(WHAT IS ASKED):
Extract the whole listing as it stands. Do not include the pictures.

(MATERIAL PROVIDED):
--- Begin ---

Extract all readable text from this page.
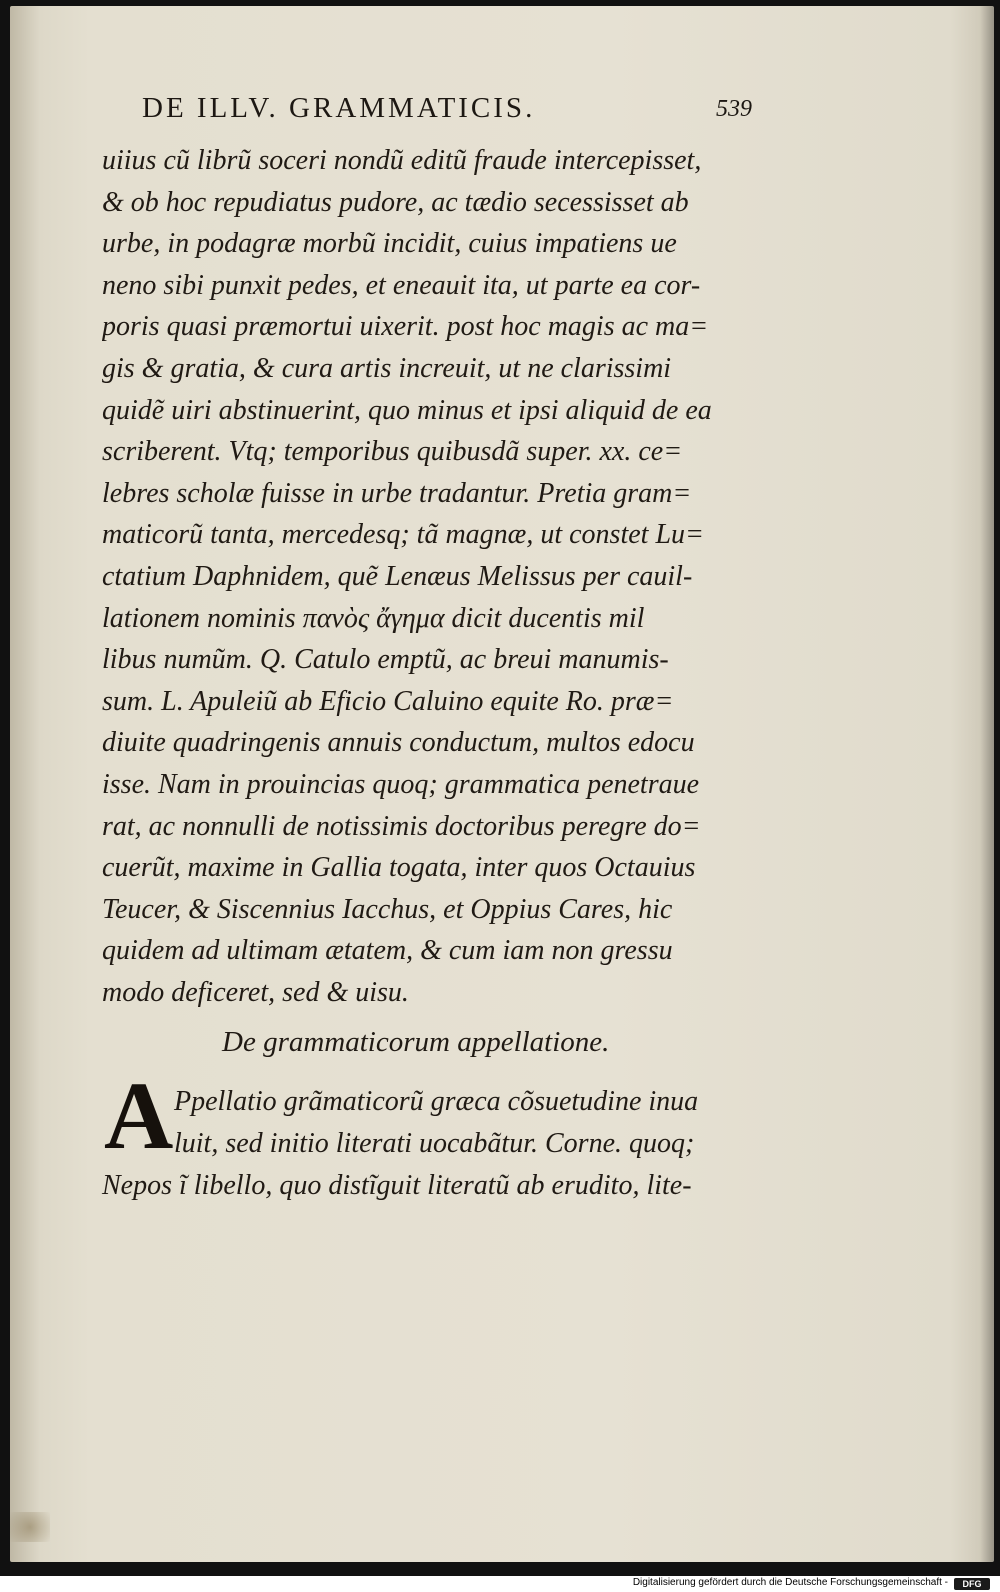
DE ILLV. GRAMMATICIS.	539
uiius cũ librũ soceri nondũ editũ fraude intercepisset,
& ob hoc repudiatus pudore, ac tædio secessisset ab
urbe, in podagræ morbũ incidit, cuius impatiens ue
neno sibi punxit pedes, et eneauit ita, ut parte ea cor-
poris quasi præmortui uixerit. post hoc magis ac ma=
gis & gratia, & cura artis increuit, ut ne clarissimi
quidẽ uiri abstinuerint, quo minus et ipsi aliquid de ea
scriberent. Vtq; temporibus quibusdã super. xx. ce=
lebres scholæ fuisse in urbe tradantur. Pretia gram=
maticorũ tanta, mercedesq; tã magnæ, ut constet Lu=
ctatium Daphnidem, quẽ Lenæus Melissus per cauil-
lationem nominis πανὸς ἄγημα dicit ducentis mil
libus numũm. Q. Catulo emptũ, ac breui manumis-
sum. L. Apuleiũ ab Eficio Caluino equite Ro. præ=
diuite quadringenis annuis conductum, multos edocu
isse. Nam in prouincias quoq; grammatica penetraue
rat, ac nonnulli de notissimis doctoribus peregre do=
cuerũt, maxime in Gallia togata, inter quos Octauius
Teucer, & Siscennius Iacchus, et Oppius Cares, hic
quidem ad ultimam ætatem, & cum iam non gressu
modo deficeret, sed & uisu.
De grammaticorum appellatione.
A Ppellatio grãmaticorũ græca cõsuetudine inua
luit, sed initio literati uocabãtur. Corne. quoq;
Nepos ĩ libello, quo distĩguit literatũ ab erudito, lite-
Digitalisierung gefördert durch die Deutsche Forschungsgemeinschaft -	DFG
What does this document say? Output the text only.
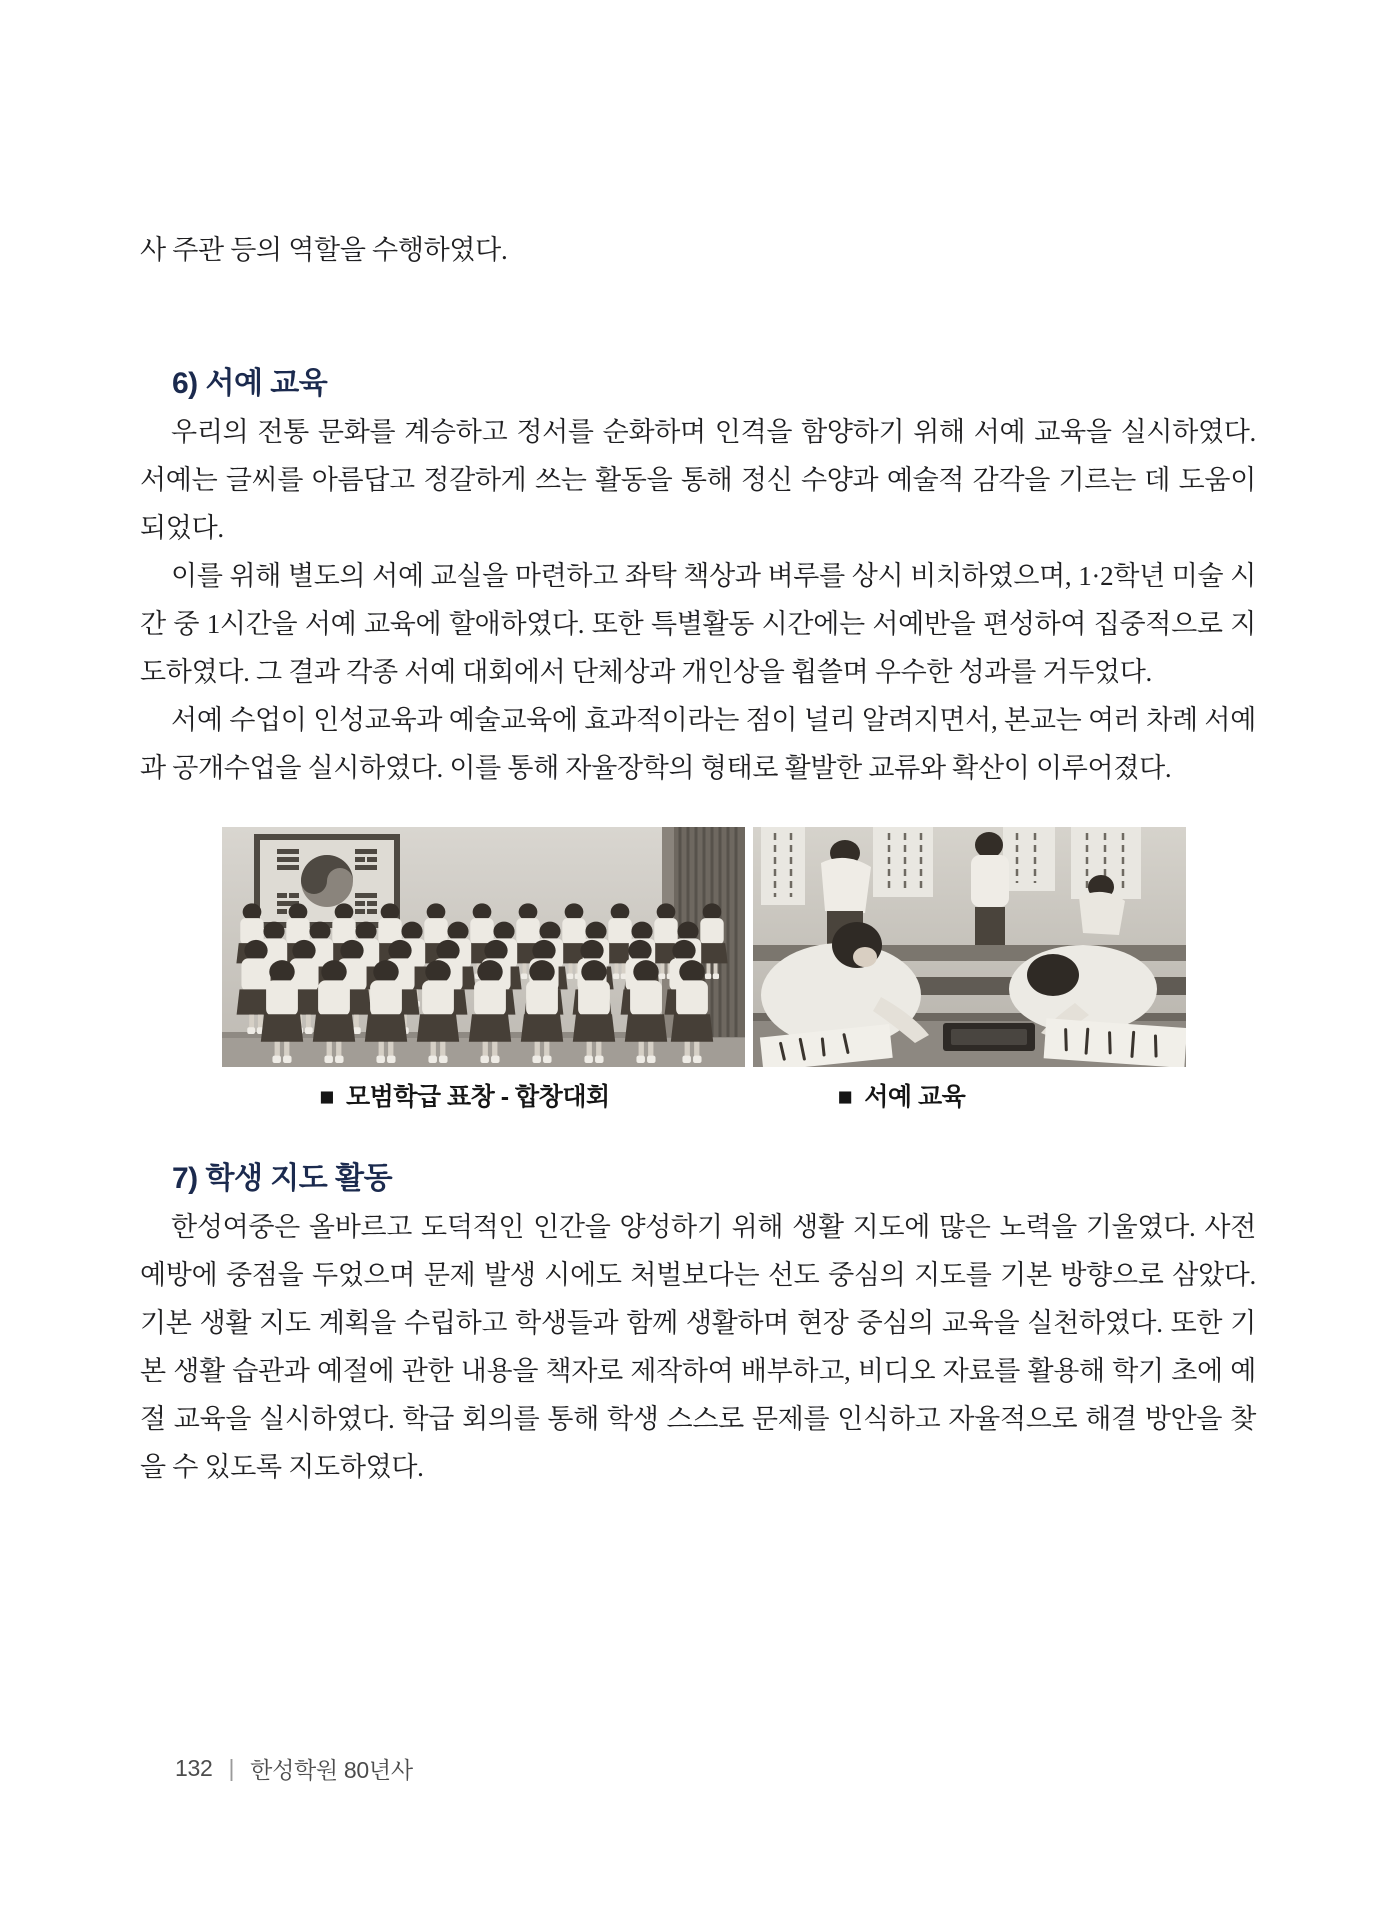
사 주관 등의 역할을 수행하였다.

6) 서예 교육

우리의 전통 문화를 계승하고 정서를 순화하며 인격을 함양하기 위해 서예 교육을 실시하였다. 서예는 글씨를 아름답고 정갈하게 쓰는 활동을 통해 정신 수양과 예술적 감각을 기르는 데 도움이 되었다.

이를 위해 별도의 서예 교실을 마련하고 좌탁 책상과 벼루를 상시 비치하였으며, 1·2학년 미술 시간 중 1시간을 서예 교육에 할애하였다. 또한 특별활동 시간에는 서예반을 편성하여 집중적으로 지도하였다. 그 결과 각종 서예 대회에서 단체상과 개인상을 휩쓸며 우수한 성과를 거두었다.

서예 수업이 인성교육과 예술교육에 효과적이라는 점이 널리 알려지면서, 본교는 여러 차례 서예과 공개수업을 실시하였다. 이를 통해 자율장학의 형태로 활발한 교류와 확산이 이루어졌다.

■ 모범학급 표창 - 합창대회	■ 서예 교육
7) 학생 지도 활동

한성여중은 올바르고 도덕적인 인간을 양성하기 위해 생활 지도에 많은 노력을 기울였다. 사전 예방에 중점을 두었으며 문제 발생 시에도 처벌보다는 선도 중심의 지도를 기본 방향으로 삼았다. 기본 생활 지도 계획을 수립하고 학생들과 함께 생활하며 현장 중심의 교육을 실천하였다. 또한 기본 생활 습관과 예절에 관한 내용을 책자로 제작하여 배부하고, 비디오 자료를 활용해 학기 초에 예절 교육을 실시하였다. 학급 회의를 통해 학생 스스로 문제를 인식하고 자율적으로 해결 방안을 찾을 수 있도록 지도하였다.

132 | 한성학원 80년사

--- End ---

(WRITTEN ANSWER):
Extract all readable text from this page.
DE ILLV. GRAMMATICIS.	539
uiius cũ librũ soceri nondũ editũ fraude intercepisset,
& ob hoc repudiatus pudore, ac tædio secessisset ab
urbe, in podagræ morbũ incidit, cuius impatiens ue
neno sibi punxit pedes, et eneauit ita, ut parte ea cor-
poris quasi præmortui uixerit. post hoc magis ac ma=
gis & gratia, & cura artis increuit, ut ne clarissimi
quidẽ uiri abstinuerint, quo minus et ipsi aliquid de ea
scriberent. Vtq; temporibus quibusdã super. xx. ce=
lebres scholæ fuisse in urbe tradantur. Pretia gram=
maticorũ tanta, mercedesq; tã magnæ, ut constet Lu=
ctatium Daphnidem, quẽ Lenæus Melissus per cauil-
lationem nominis πανὸς ἄγημα dicit ducentis mil
libus numũm. Q. Catulo emptũ, ac breui manumis-
sum. L. Apuleiũ ab Eficio Caluino equite Ro. præ=
diuite quadringenis annuis conductum, multos edocu
isse. Nam in prouincias quoq; grammatica penetraue
rat, ac nonnulli de notissimis doctoribus peregre do=
cuerũt, maxime in Gallia togata, inter quos Octauius
Teucer, & Siscennius Iacchus, et Oppius Cares, hic
quidem ad ultimam ætatem, & cum iam non gressu
modo deficeret, sed & uisu.
De grammaticorum appellatione.
A Ppellatio grãmaticorũ græca cõsuetudine inua
luit, sed initio literati uocabãtur. Corne. quoq;
Nepos ĩ libello, quo distĩguit literatũ ab erudito, lite-
Digitalisierung gefördert durch die Deutsche Forschungsgemeinschaft -	DFG
What does this document say? Output the text only.
사 주관 등의 역할을 수행하였다.

6) 서예 교육

우리의 전통 문화를 계승하고 정서를 순화하며 인격을 함양하기 위해 서예 교육을 실시하였다. 서예는 글씨를 아름답고 정갈하게 쓰는 활동을 통해 정신 수양과 예술적 감각을 기르는 데 도움이 되었다.

이를 위해 별도의 서예 교실을 마련하고 좌탁 책상과 벼루를 상시 비치하였으며, 1·2학년 미술 시간 중 1시간을 서예 교육에 할애하였다. 또한 특별활동 시간에는 서예반을 편성하여 집중적으로 지도하였다. 그 결과 각종 서예 대회에서 단체상과 개인상을 휩쓸며 우수한 성과를 거두었다.

서예 수업이 인성교육과 예술교육에 효과적이라는 점이 널리 알려지면서, 본교는 여러 차례 서예과 공개수업을 실시하였다. 이를 통해 자율장학의 형태로 활발한 교류와 확산이 이루어졌다.

■ 모범학급 표창 - 합창대회	■ 서예 교육
7) 학생 지도 활동

한성여중은 올바르고 도덕적인 인간을 양성하기 위해 생활 지도에 많은 노력을 기울였다. 사전 예방에 중점을 두었으며 문제 발생 시에도 처벌보다는 선도 중심의 지도를 기본 방향으로 삼았다. 기본 생활 지도 계획을 수립하고 학생들과 함께 생활하며 현장 중심의 교육을 실천하였다. 또한 기본 생활 습관과 예절에 관한 내용을 책자로 제작하여 배부하고, 비디오 자료를 활용해 학기 초에 예절 교육을 실시하였다. 학급 회의를 통해 학생 스스로 문제를 인식하고 자율적으로 해결 방안을 찾을 수 있도록 지도하였다.

132 | 한성학원 80년사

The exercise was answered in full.